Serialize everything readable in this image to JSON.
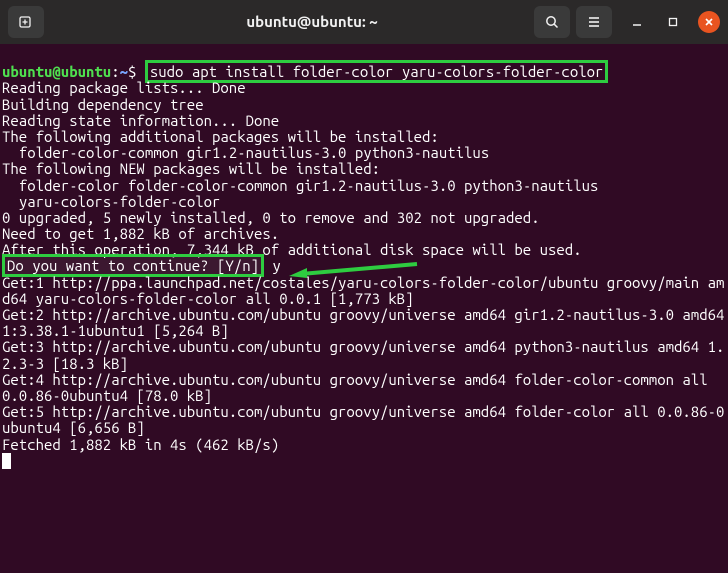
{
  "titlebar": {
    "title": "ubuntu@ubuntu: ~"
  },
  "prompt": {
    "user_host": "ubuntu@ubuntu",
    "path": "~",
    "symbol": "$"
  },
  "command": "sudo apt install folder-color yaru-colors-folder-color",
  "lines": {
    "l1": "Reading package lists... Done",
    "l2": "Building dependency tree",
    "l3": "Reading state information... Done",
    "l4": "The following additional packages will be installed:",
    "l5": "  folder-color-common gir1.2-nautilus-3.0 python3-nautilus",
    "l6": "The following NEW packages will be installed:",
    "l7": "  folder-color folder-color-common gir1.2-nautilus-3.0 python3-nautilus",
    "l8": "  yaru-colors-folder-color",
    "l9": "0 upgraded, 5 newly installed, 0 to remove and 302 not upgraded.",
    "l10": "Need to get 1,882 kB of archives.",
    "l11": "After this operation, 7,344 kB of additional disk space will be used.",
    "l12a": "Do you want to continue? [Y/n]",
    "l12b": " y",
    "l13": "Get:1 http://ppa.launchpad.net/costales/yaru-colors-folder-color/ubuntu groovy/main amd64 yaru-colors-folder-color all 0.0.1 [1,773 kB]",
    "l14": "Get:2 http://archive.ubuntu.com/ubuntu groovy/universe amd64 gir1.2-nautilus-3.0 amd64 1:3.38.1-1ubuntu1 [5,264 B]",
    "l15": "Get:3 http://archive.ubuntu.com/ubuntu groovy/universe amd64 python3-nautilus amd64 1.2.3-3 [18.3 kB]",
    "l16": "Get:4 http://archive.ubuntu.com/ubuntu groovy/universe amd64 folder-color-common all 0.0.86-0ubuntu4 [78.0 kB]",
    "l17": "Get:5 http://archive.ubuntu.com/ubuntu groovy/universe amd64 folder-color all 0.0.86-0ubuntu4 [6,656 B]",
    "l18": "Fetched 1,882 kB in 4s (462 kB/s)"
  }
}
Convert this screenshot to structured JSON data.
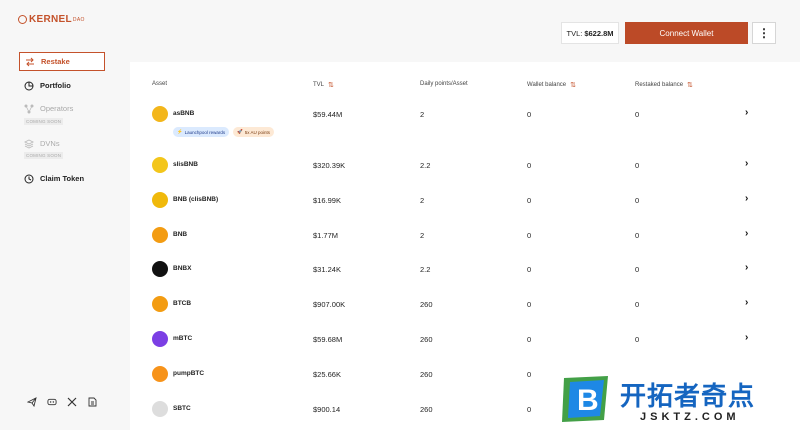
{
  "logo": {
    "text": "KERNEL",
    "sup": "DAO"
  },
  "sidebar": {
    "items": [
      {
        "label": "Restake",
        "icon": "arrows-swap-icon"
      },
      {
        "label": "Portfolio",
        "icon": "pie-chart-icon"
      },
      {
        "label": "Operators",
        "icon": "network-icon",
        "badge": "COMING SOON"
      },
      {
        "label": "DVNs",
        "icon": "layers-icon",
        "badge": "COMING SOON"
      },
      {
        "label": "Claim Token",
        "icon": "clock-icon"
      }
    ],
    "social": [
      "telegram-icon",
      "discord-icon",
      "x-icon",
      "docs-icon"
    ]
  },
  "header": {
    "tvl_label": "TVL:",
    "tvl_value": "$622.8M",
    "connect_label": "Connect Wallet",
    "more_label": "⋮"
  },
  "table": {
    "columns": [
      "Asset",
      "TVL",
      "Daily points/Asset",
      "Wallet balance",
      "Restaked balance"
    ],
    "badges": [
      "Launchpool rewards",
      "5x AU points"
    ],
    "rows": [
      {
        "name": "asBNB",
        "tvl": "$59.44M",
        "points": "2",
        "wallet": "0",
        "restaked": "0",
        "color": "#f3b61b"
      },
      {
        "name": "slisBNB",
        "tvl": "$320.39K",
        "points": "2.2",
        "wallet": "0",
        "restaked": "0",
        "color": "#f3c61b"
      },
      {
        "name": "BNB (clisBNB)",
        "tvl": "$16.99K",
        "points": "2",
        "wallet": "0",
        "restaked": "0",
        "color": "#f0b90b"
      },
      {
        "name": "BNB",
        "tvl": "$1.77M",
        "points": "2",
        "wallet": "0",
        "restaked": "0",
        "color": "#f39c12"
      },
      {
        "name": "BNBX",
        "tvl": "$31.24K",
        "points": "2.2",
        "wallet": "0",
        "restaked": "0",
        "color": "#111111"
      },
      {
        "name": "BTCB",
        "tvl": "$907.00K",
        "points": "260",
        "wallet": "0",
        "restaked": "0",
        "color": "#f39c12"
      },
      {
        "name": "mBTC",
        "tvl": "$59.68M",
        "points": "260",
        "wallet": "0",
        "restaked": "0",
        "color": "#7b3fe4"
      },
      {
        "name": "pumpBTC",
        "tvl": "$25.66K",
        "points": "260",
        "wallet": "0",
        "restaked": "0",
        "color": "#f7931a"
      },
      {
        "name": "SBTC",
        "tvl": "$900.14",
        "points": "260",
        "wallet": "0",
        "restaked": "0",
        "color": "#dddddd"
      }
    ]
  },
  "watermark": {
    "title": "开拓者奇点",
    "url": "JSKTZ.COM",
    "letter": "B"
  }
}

•••••

Except for the pictures, copy every line of the records above exactly.

Serialize everything readable in this image to JSON.
{
  "titlebar": {
    "title": "ubuntu@ubuntu: ~"
  },
  "prompt": {
    "user_host": "ubuntu@ubuntu",
    "path": "~",
    "symbol": "$"
  },
  "command": "sudo apt install folder-color yaru-colors-folder-color",
  "lines": {
    "l1": "Reading package lists... Done",
    "l2": "Building dependency tree",
    "l3": "Reading state information... Done",
    "l4": "The following additional packages will be installed:",
    "l5": "  folder-color-common gir1.2-nautilus-3.0 python3-nautilus",
    "l6": "The following NEW packages will be installed:",
    "l7": "  folder-color folder-color-common gir1.2-nautilus-3.0 python3-nautilus",
    "l8": "  yaru-colors-folder-color",
    "l9": "0 upgraded, 5 newly installed, 0 to remove and 302 not upgraded.",
    "l10": "Need to get 1,882 kB of archives.",
    "l11": "After this operation, 7,344 kB of additional disk space will be used.",
    "l12a": "Do you want to continue? [Y/n]",
    "l12b": " y",
    "l13": "Get:1 http://ppa.launchpad.net/costales/yaru-colors-folder-color/ubuntu groovy/main amd64 yaru-colors-folder-color all 0.0.1 [1,773 kB]",
    "l14": "Get:2 http://archive.ubuntu.com/ubuntu groovy/universe amd64 gir1.2-nautilus-3.0 amd64 1:3.38.1-1ubuntu1 [5,264 B]",
    "l15": "Get:3 http://archive.ubuntu.com/ubuntu groovy/universe amd64 python3-nautilus amd64 1.2.3-3 [18.3 kB]",
    "l16": "Get:4 http://archive.ubuntu.com/ubuntu groovy/universe amd64 folder-color-common all 0.0.86-0ubuntu4 [78.0 kB]",
    "l17": "Get:5 http://archive.ubuntu.com/ubuntu groovy/universe amd64 folder-color all 0.0.86-0ubuntu4 [6,656 B]",
    "l18": "Fetched 1,882 kB in 4s (462 kB/s)"
  }
}
Convert this screenshot to structured JSON data.
{
  "logo": {
    "text": "KERNEL",
    "sup": "DAO"
  },
  "sidebar": {
    "items": [
      {
        "label": "Restake",
        "icon": "arrows-swap-icon"
      },
      {
        "label": "Portfolio",
        "icon": "pie-chart-icon"
      },
      {
        "label": "Operators",
        "icon": "network-icon",
        "badge": "COMING SOON"
      },
      {
        "label": "DVNs",
        "icon": "layers-icon",
        "badge": "COMING SOON"
      },
      {
        "label": "Claim Token",
        "icon": "clock-icon"
      }
    ],
    "social": [
      "telegram-icon",
      "discord-icon",
      "x-icon",
      "docs-icon"
    ]
  },
  "header": {
    "tvl_label": "TVL:",
    "tvl_value": "$622.8M",
    "connect_label": "Connect Wallet",
    "more_label": "⋮"
  },
  "table": {
    "columns": [
      "Asset",
      "TVL",
      "Daily points/Asset",
      "Wallet balance",
      "Restaked balance"
    ],
    "badges": [
      "Launchpool rewards",
      "5x AU points"
    ],
    "rows": [
      {
        "name": "asBNB",
        "tvl": "$59.44M",
        "points": "2",
        "wallet": "0",
        "restaked": "0",
        "color": "#f3b61b"
      },
      {
        "name": "slisBNB",
        "tvl": "$320.39K",
        "points": "2.2",
        "wallet": "0",
        "restaked": "0",
        "color": "#f3c61b"
      },
      {
        "name": "BNB (clisBNB)",
        "tvl": "$16.99K",
        "points": "2",
        "wallet": "0",
        "restaked": "0",
        "color": "#f0b90b"
      },
      {
        "name": "BNB",
        "tvl": "$1.77M",
        "points": "2",
        "wallet": "0",
        "restaked": "0",
        "color": "#f39c12"
      },
      {
        "name": "BNBX",
        "tvl": "$31.24K",
        "points": "2.2",
        "wallet": "0",
        "restaked": "0",
        "color": "#111111"
      },
      {
        "name": "BTCB",
        "tvl": "$907.00K",
        "points": "260",
        "wallet": "0",
        "restaked": "0",
        "color": "#f39c12"
      },
      {
        "name": "mBTC",
        "tvl": "$59.68M",
        "points": "260",
        "wallet": "0",
        "restaked": "0",
        "color": "#7b3fe4"
      },
      {
        "name": "pumpBTC",
        "tvl": "$25.66K",
        "points": "260",
        "wallet": "0",
        "restaked": "0",
        "color": "#f7931a"
      },
      {
        "name": "SBTC",
        "tvl": "$900.14",
        "points": "260",
        "wallet": "0",
        "restaked": "0",
        "color": "#dddddd"
      }
    ]
  },
  "watermark": {
    "title": "开拓者奇点",
    "url": "JSKTZ.COM",
    "letter": "B"
  }
}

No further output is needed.